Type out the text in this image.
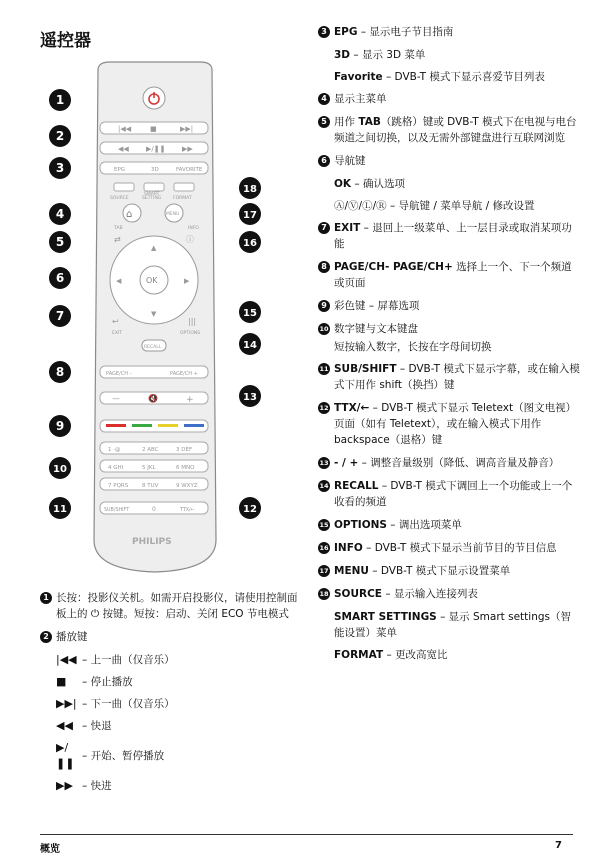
遥控器
|◀◀	■	▶▶|
◀◀ ▶/❚❚ ▶▶
EPG	3D	FAVORITE
SOURCE
SMART
SETTING	FORMAT
⌂	MENU
TAB	INFO
⇄	ⓘ
OK
▲
▼
◀	▶
↩
EXIT
|||
OPTIONS
RECALL
PAGE/CH -	PAGE/CH +
—	🔇	+
1 ·@	2 ABC	3 DEF
4 GHI	5 JKL	6 MNO
7 PQRS	8 TUV	9 WXYZ
SUB/SHIFT	0	TTX/←
PHILIPS
1
2
3
4
5
6
7
8
9
10
11	12
13
14
15
16
17
18
1 长按：投影仪关机。如需开启投影仪，请使用控制面板上的 ⏻ 按键。短按：启动、关闭 ECO 节电模式
2 播放键
|◀◀ – 上一曲（仅音乐）
■	– 停止播放
▶▶| – 下一曲（仅音乐）
◀◀ – 快退
▶/❚❚
– 开始、暂停播放
▶▶ – 快进
3 EPG – 显示电子节目指南
3D – 显示 3D 菜单
Favorite – DVB-T 模式下显示喜爱节目列表
4 显示主菜单
5 用作 TAB（跳格）键或 DVB-T 模式下在电视与电台频道之间切换，以及无需外部键盘进行互联网浏览
6 导航键
OK – 确认选项
Ⓐ/Ⓥ/Ⓛ/Ⓡ – 导航键 / 菜单导航 / 修改设置
7 EXIT – 退回上一级菜单、上一层目录或取消某项功能
8 PAGE/CH- PAGE/CH+ 选择上一个、下一个频道或页面
9 彩色键 – 屏幕选项
10 数字键与文本键盘
短按输入数字，长按在字母间切换
11 SUB/SHIFT – DVB-T 模式下显示字幕，或在输入模式下用作 shift（换挡）键
12 TTX/← – DVB-T 模式下显示 Teletext（图文电视）页面（如有 Teletext），或在输入模式下用作 backspace（退格）键
13 - / + – 调整音量级别（降低、调高音量及静音）
14 RECALL – DVB-T 模式下调回上一个功能或上一个收看的频道
15 OPTIONS – 调出选项菜单
16 INFO – DVB-T 模式下显示当前节目的节目信息
17 MENU – DVB-T 模式下显示设置菜单
18 SOURCE – 显示输入连接列表
SMART SETTINGS – 显示 Smart settings（智能设置）菜单
FORMAT – 更改高宽比
概览	7
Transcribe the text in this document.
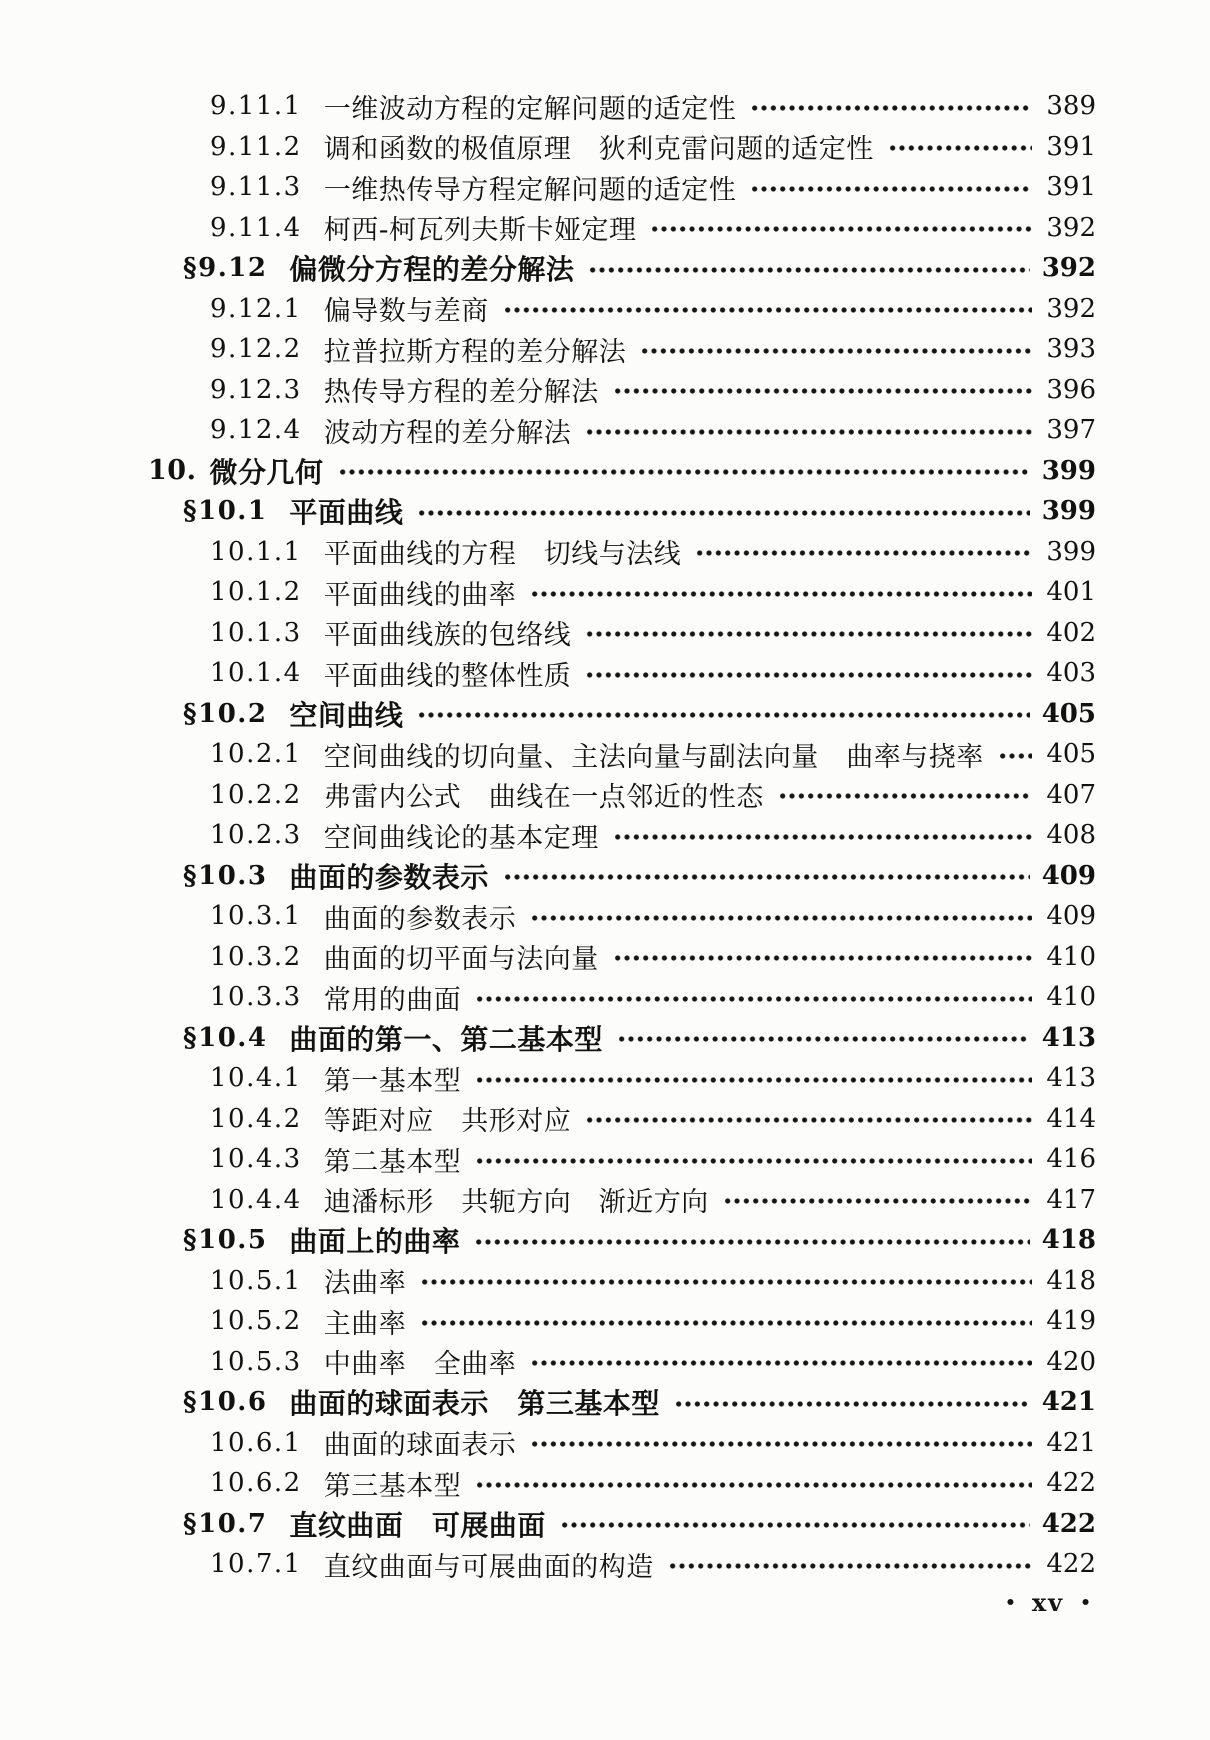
9.11.1 一维波动方程的定解问题的适定性	389
9.11.2 调和函数的极值原理　狄利克雷问题的适定性	391
9.11.3 一维热传导方程定解问题的适定性	391
9.11.4 柯西-柯瓦列夫斯卡娅定理	392
§9.12 偏微分方程的差分解法	392
9.12.1 偏导数与差商	392
9.12.2 拉普拉斯方程的差分解法	393
9.12.3 热传导方程的差分解法	396
9.12.4 波动方程的差分解法	397
10. 微分几何	399
§10.1 平面曲线	399
10.1.1 平面曲线的方程　切线与法线	399
10.1.2 平面曲线的曲率	401
10.1.3 平面曲线族的包络线	402
10.1.4 平面曲线的整体性质	403
§10.2 空间曲线	405
10.2.1 空间曲线的切向量、主法向量与副法向量　曲率与挠率 405
10.2.2 弗雷内公式　曲线在一点邻近的性态	407
10.2.3 空间曲线论的基本定理	408
§10.3 曲面的参数表示	409
10.3.1 曲面的参数表示	409
10.3.2 曲面的切平面与法向量	410
10.3.3 常用的曲面	410
§10.4 曲面的第一、第二基本型	413
10.4.1 第一基本型	413
10.4.2 等距对应　共形对应	414
10.4.3 第二基本型	416
10.4.4 迪潘标形　共轭方向　渐近方向	417
§10.5 曲面上的曲率	418
10.5.1 法曲率	418
10.5.2 主曲率	419
10.5.3 中曲率　全曲率	420
§10.6 曲面的球面表示　第三基本型	421
10.6.1 曲面的球面表示	421
10.6.2 第三基本型	422
§10.7 直纹曲面　可展曲面	422
10.7.1 直纹曲面与可展曲面的构造	422
• xv •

What you should do.
Make an exact copy of all entries above, dropping the images.

Solved problem.
Type out the text in this image.
遥控器
|◀◀	■	▶▶|
◀◀ ▶/❚❚ ▶▶
EPG	3D	FAVORITE
SOURCE
SMART
SETTING	FORMAT
⌂	MENU
TAB	INFO
⇄	ⓘ
OK
▲
▼
◀	▶
↩
EXIT
|||
OPTIONS
RECALL
PAGE/CH -	PAGE/CH +
—	🔇	+
1 ·@	2 ABC	3 DEF
4 GHI	5 JKL	6 MNO
7 PQRS	8 TUV	9 WXYZ
SUB/SHIFT	0	TTX/←
PHILIPS
1
2
3
4
5
6
7
8
9
10
11	12
13
14
15
16
17
18
1 长按：投影仪关机。如需开启投影仪，请使用控制面板上的 ⏻ 按键。短按：启动、关闭 ECO 节电模式
2 播放键
|◀◀ – 上一曲（仅音乐）
■	– 停止播放
▶▶| – 下一曲（仅音乐）
◀◀ – 快退
▶/❚❚
– 开始、暂停播放
▶▶ – 快进
3 EPG – 显示电子节目指南
3D – 显示 3D 菜单
Favorite – DVB-T 模式下显示喜爱节目列表
4 显示主菜单
5 用作 TAB（跳格）键或 DVB-T 模式下在电视与电台频道之间切换，以及无需外部键盘进行互联网浏览
6 导航键
OK – 确认选项
Ⓐ/Ⓥ/Ⓛ/Ⓡ – 导航键 / 菜单导航 / 修改设置
7 EXIT – 退回上一级菜单、上一层目录或取消某项功能
8 PAGE/CH- PAGE/CH+ 选择上一个、下一个频道或页面
9 彩色键 – 屏幕选项
10 数字键与文本键盘
短按输入数字，长按在字母间切换
11 SUB/SHIFT – DVB-T 模式下显示字幕，或在输入模式下用作 shift（换挡）键
12 TTX/← – DVB-T 模式下显示 Teletext（图文电视）页面（如有 Teletext），或在输入模式下用作 backspace（退格）键
13 - / + – 调整音量级别（降低、调高音量及静音）
14 RECALL – DVB-T 模式下调回上一个功能或上一个收看的频道
15 OPTIONS – 调出选项菜单
16 INFO – DVB-T 模式下显示当前节目的节目信息
17 MENU – DVB-T 模式下显示设置菜单
18 SOURCE – 显示输入连接列表
SMART SETTINGS – 显示 Smart settings（智能设置）菜单
FORMAT – 更改高宽比
概览	7
Transcribe the text in this document.
9.11.1 一维波动方程的定解问题的适定性	389
9.11.2 调和函数的极值原理　狄利克雷问题的适定性	391
9.11.3 一维热传导方程定解问题的适定性	391
9.11.4 柯西-柯瓦列夫斯卡娅定理	392
§9.12 偏微分方程的差分解法	392
9.12.1 偏导数与差商	392
9.12.2 拉普拉斯方程的差分解法	393
9.12.3 热传导方程的差分解法	396
9.12.4 波动方程的差分解法	397
10. 微分几何	399
§10.1 平面曲线	399
10.1.1 平面曲线的方程　切线与法线	399
10.1.2 平面曲线的曲率	401
10.1.3 平面曲线族的包络线	402
10.1.4 平面曲线的整体性质	403
§10.2 空间曲线	405
10.2.1 空间曲线的切向量、主法向量与副法向量　曲率与挠率 405
10.2.2 弗雷内公式　曲线在一点邻近的性态	407
10.2.3 空间曲线论的基本定理	408
§10.3 曲面的参数表示	409
10.3.1 曲面的参数表示	409
10.3.2 曲面的切平面与法向量	410
10.3.3 常用的曲面	410
§10.4 曲面的第一、第二基本型	413
10.4.1 第一基本型	413
10.4.2 等距对应　共形对应	414
10.4.3 第二基本型	416
10.4.4 迪潘标形　共轭方向　渐近方向	417
§10.5 曲面上的曲率	418
10.5.1 法曲率	418
10.5.2 主曲率	419
10.5.3 中曲率　全曲率	420
§10.6 曲面的球面表示　第三基本型	421
10.6.1 曲面的球面表示	421
10.6.2 第三基本型	422
§10.7 直纹曲面　可展曲面	422
10.7.1 直纹曲面与可展曲面的构造	422
• xv •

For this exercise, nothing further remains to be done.